Given records
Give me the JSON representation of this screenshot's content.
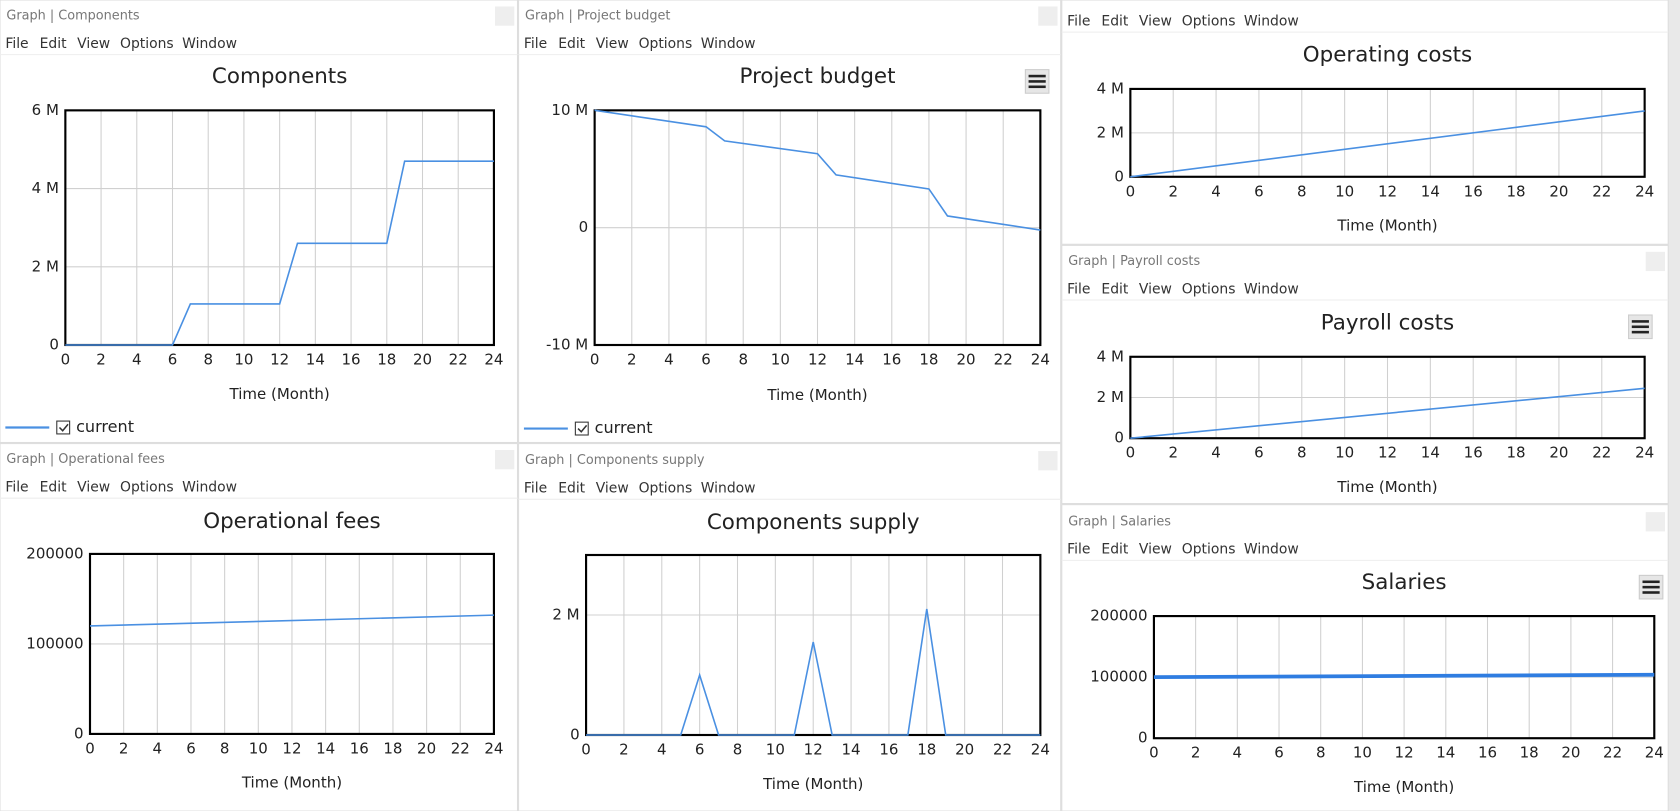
{
  "menu": [
    "File",
    "Edit",
    "View",
    "Options",
    "Window"
  ],
  "windows": [
    {
      "title": "Graph | Components"
    },
    {
      "title": "Graph | Project budget"
    },
    {
      "title": null
    },
    {
      "title": "Graph | Payroll costs"
    },
    {
      "title": "Graph | Operational fees"
    },
    {
      "title": "Graph | Components supply"
    },
    {
      "title": "Graph | Salaries"
    }
  ],
  "chart_data": [
    {
      "type": "line",
      "title": "Components",
      "x_label": "Time (Month)",
      "grid": true,
      "x": [
        0,
        6,
        7,
        12,
        13,
        18,
        19,
        24
      ],
      "series": [
        {
          "name": "current",
          "color": "#4a90e2",
          "values": [
            0,
            0,
            1050000,
            1050000,
            2600000,
            2600000,
            4700000,
            4700000
          ]
        }
      ],
      "xlim": [
        0,
        24
      ],
      "xticks": [
        0,
        2,
        4,
        6,
        8,
        10,
        12,
        14,
        16,
        18,
        20,
        22,
        24
      ],
      "ylim": [
        0,
        6000000
      ],
      "yticks": [
        0,
        {
          "value": 2000000,
          "label": "2 M"
        },
        {
          "value": 4000000,
          "label": "4 M"
        },
        {
          "value": 6000000,
          "label": "6 M"
        }
      ]
    },
    {
      "type": "line",
      "title": "Project budget",
      "x_label": "Time (Month)",
      "grid": true,
      "x": [
        0,
        6,
        7,
        12,
        13,
        18,
        19,
        24
      ],
      "series": [
        {
          "name": "current",
          "color": "#4a90e2",
          "values": [
            10000000,
            8600000,
            7400000,
            6300000,
            4500000,
            3300000,
            1000000,
            -200000
          ]
        }
      ],
      "xlim": [
        0,
        24
      ],
      "xticks": [
        0,
        2,
        4,
        6,
        8,
        10,
        12,
        14,
        16,
        18,
        20,
        22,
        24
      ],
      "ylim": [
        -10000000,
        10000000
      ],
      "yticks": [
        {
          "value": -10000000,
          "label": "-10 M"
        },
        0,
        {
          "value": 10000000,
          "label": "10 M"
        }
      ]
    },
    {
      "type": "line",
      "title": "Operating costs",
      "x_label": "Time (Month)",
      "grid": true,
      "x": [
        0,
        24
      ],
      "values": [
        0,
        3000000
      ],
      "color": "#4a90e2",
      "xlim": [
        0,
        24
      ],
      "xticks": [
        0,
        2,
        4,
        6,
        8,
        10,
        12,
        14,
        16,
        18,
        20,
        22,
        24
      ],
      "ylim": [
        0,
        4000000
      ],
      "yticks": [
        0,
        {
          "value": 2000000,
          "label": "2 M"
        },
        {
          "value": 4000000,
          "label": "4 M"
        }
      ]
    },
    {
      "type": "line",
      "title": "Payroll costs",
      "x_label": "Time (Month)",
      "grid": true,
      "x": [
        0,
        24
      ],
      "values": [
        0,
        2450000
      ],
      "color": "#4a90e2",
      "xlim": [
        0,
        24
      ],
      "xticks": [
        0,
        2,
        4,
        6,
        8,
        10,
        12,
        14,
        16,
        18,
        20,
        22,
        24
      ],
      "ylim": [
        0,
        4000000
      ],
      "yticks": [
        0,
        {
          "value": 2000000,
          "label": "2 M"
        },
        {
          "value": 4000000,
          "label": "4 M"
        }
      ]
    },
    {
      "type": "line",
      "title": "Operational fees",
      "x_label": "Time (Month)",
      "grid": true,
      "x": [
        0,
        24
      ],
      "values": [
        120000,
        132000
      ],
      "color": "#4a90e2",
      "xlim": [
        0,
        24
      ],
      "xticks": [
        0,
        2,
        4,
        6,
        8,
        10,
        12,
        14,
        16,
        18,
        20,
        22,
        24
      ],
      "ylim": [
        0,
        200000
      ],
      "yticks": [
        0,
        100000,
        200000
      ]
    },
    {
      "type": "line",
      "title": "Components supply",
      "x_label": "Time (Month)",
      "grid": true,
      "x": [
        0,
        5,
        6,
        7,
        11,
        12,
        13,
        17,
        18,
        19,
        24
      ],
      "values": [
        0,
        0,
        1000000,
        0,
        0,
        1550000,
        0,
        0,
        2100000,
        0,
        0
      ],
      "color": "#4a90e2",
      "xlim": [
        0,
        24
      ],
      "xticks": [
        0,
        2,
        4,
        6,
        8,
        10,
        12,
        14,
        16,
        18,
        20,
        22,
        24
      ],
      "ylim": [
        0,
        3000000
      ],
      "yticks": [
        0,
        {
          "value": 2000000,
          "label": "2 M"
        }
      ]
    },
    {
      "type": "line",
      "title": "Salaries",
      "x_label": "Time (Month)",
      "grid": true,
      "x": [
        0,
        24
      ],
      "values": [
        100000,
        104000
      ],
      "color": "#2f7de1",
      "xlim": [
        0,
        24
      ],
      "xticks": [
        0,
        2,
        4,
        6,
        8,
        10,
        12,
        14,
        16,
        18,
        20,
        22,
        24
      ],
      "ylim": [
        0,
        200000
      ],
      "yticks": [
        0,
        100000,
        200000
      ]
    }
  ]
}
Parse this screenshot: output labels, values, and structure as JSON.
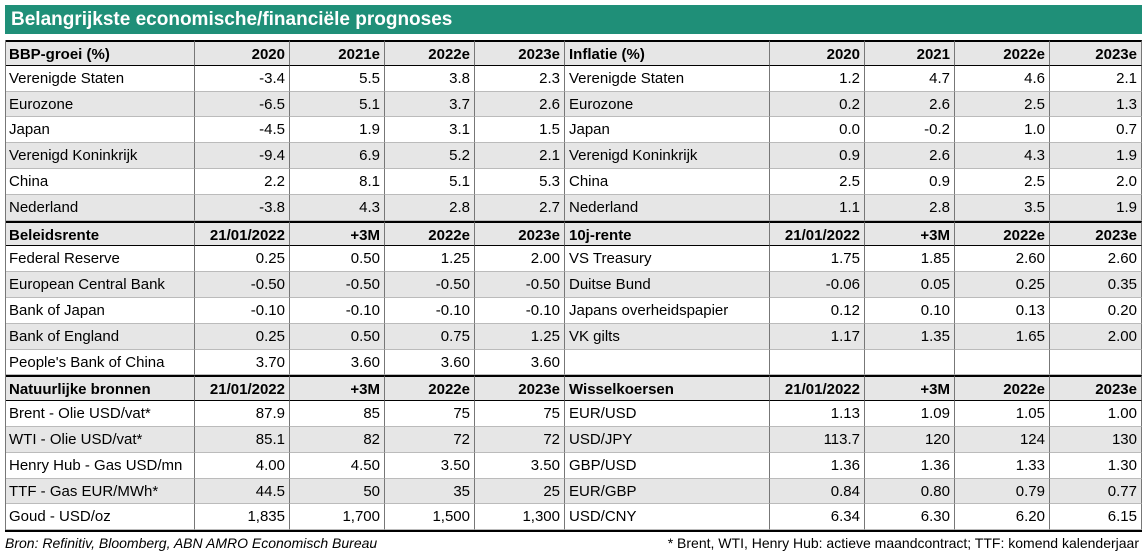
{
  "header": {
    "title": "Belangrijkste economische/financiële prognoses"
  },
  "sections": [
    {
      "left": {
        "header": [
          "BBP-groei (%)",
          "2020",
          "2021e",
          "2022e",
          "2023e"
        ],
        "rows": [
          [
            "Verenigde Staten",
            "-3.4",
            "5.5",
            "3.8",
            "2.3"
          ],
          [
            "Eurozone",
            "-6.5",
            "5.1",
            "3.7",
            "2.6"
          ],
          [
            "Japan",
            "-4.5",
            "1.9",
            "3.1",
            "1.5"
          ],
          [
            "Verenigd Koninkrijk",
            "-9.4",
            "6.9",
            "5.2",
            "2.1"
          ],
          [
            "China",
            "2.2",
            "8.1",
            "5.1",
            "5.3"
          ],
          [
            "Nederland",
            "-3.8",
            "4.3",
            "2.8",
            "2.7"
          ]
        ]
      },
      "right": {
        "header": [
          "Inflatie (%)",
          "2020",
          "2021",
          "2022e",
          "2023e"
        ],
        "rows": [
          [
            "Verenigde Staten",
            "1.2",
            "4.7",
            "4.6",
            "2.1"
          ],
          [
            "Eurozone",
            "0.2",
            "2.6",
            "2.5",
            "1.3"
          ],
          [
            "Japan",
            "0.0",
            "-0.2",
            "1.0",
            "0.7"
          ],
          [
            "Verenigd Koninkrijk",
            "0.9",
            "2.6",
            "4.3",
            "1.9"
          ],
          [
            "China",
            "2.5",
            "0.9",
            "2.5",
            "2.0"
          ],
          [
            "Nederland",
            "1.1",
            "2.8",
            "3.5",
            "1.9"
          ]
        ]
      }
    },
    {
      "left": {
        "header": [
          "Beleidsrente",
          "21/01/2022",
          "+3M",
          "2022e",
          "2023e"
        ],
        "rows": [
          [
            "Federal Reserve",
            "0.25",
            "0.50",
            "1.25",
            "2.00"
          ],
          [
            "European Central Bank",
            "-0.50",
            "-0.50",
            "-0.50",
            "-0.50"
          ],
          [
            "Bank of Japan",
            "-0.10",
            "-0.10",
            "-0.10",
            "-0.10"
          ],
          [
            "Bank of England",
            "0.25",
            "0.50",
            "0.75",
            "1.25"
          ],
          [
            "People's Bank of China",
            "3.70",
            "3.60",
            "3.60",
            "3.60"
          ]
        ]
      },
      "right": {
        "header": [
          "10j-rente",
          "21/01/2022",
          "+3M",
          "2022e",
          "2023e"
        ],
        "rows": [
          [
            "VS Treasury",
            "1.75",
            "1.85",
            "2.60",
            "2.60"
          ],
          [
            "Duitse Bund",
            "-0.06",
            "0.05",
            "0.25",
            "0.35"
          ],
          [
            "Japans overheidspapier",
            "0.12",
            "0.10",
            "0.13",
            "0.20"
          ],
          [
            "VK gilts",
            "1.17",
            "1.35",
            "1.65",
            "2.00"
          ]
        ]
      }
    },
    {
      "left": {
        "header": [
          "Natuurlijke bronnen",
          "21/01/2022",
          "+3M",
          "2022e",
          "2023e"
        ],
        "rows": [
          [
            "Brent - Olie USD/vat*",
            "87.9",
            "85",
            "75",
            "75"
          ],
          [
            "WTI - Olie USD/vat*",
            "85.1",
            "82",
            "72",
            "72"
          ],
          [
            "Henry Hub - Gas USD/mn",
            "4.00",
            "4.50",
            "3.50",
            "3.50"
          ],
          [
            "TTF - Gas EUR/MWh*",
            "44.5",
            "50",
            "35",
            "25"
          ],
          [
            "Goud - USD/oz",
            "1,835",
            "1,700",
            "1,500",
            "1,300"
          ]
        ]
      },
      "right": {
        "header": [
          "Wisselkoersen",
          "21/01/2022",
          "+3M",
          "2022e",
          "2023e"
        ],
        "rows": [
          [
            "EUR/USD",
            "1.13",
            "1.09",
            "1.05",
            "1.00"
          ],
          [
            "USD/JPY",
            "113.7",
            "120",
            "124",
            "130"
          ],
          [
            "GBP/USD",
            "1.36",
            "1.36",
            "1.33",
            "1.30"
          ],
          [
            "EUR/GBP",
            "0.84",
            "0.80",
            "0.79",
            "0.77"
          ],
          [
            "USD/CNY",
            "6.34",
            "6.30",
            "6.20",
            "6.15"
          ]
        ]
      }
    }
  ],
  "footer": {
    "source": "Bron: Refinitiv, Bloomberg, ABN AMRO Economisch Bureau",
    "note": "* Brent, WTI, Henry Hub: actieve maandcontract; TTF: komend kalenderjaar"
  }
}
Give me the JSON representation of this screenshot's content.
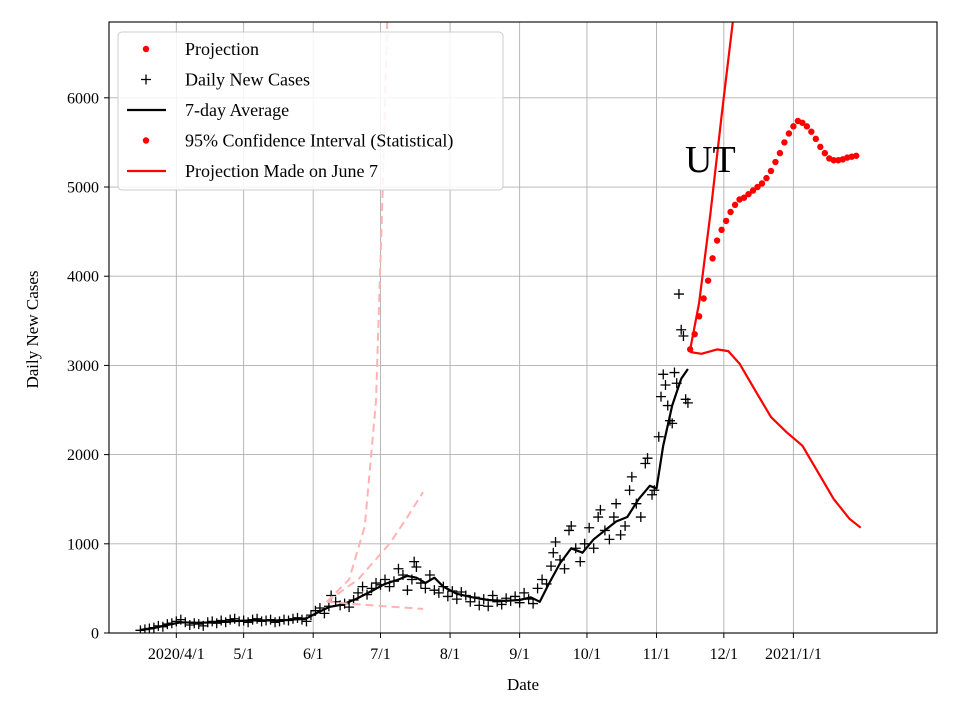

Job
Pull out each line of the entries that contains "Payroll".

Written response
      "title": "Graph | Payroll costs"
      "title": "Payroll costs",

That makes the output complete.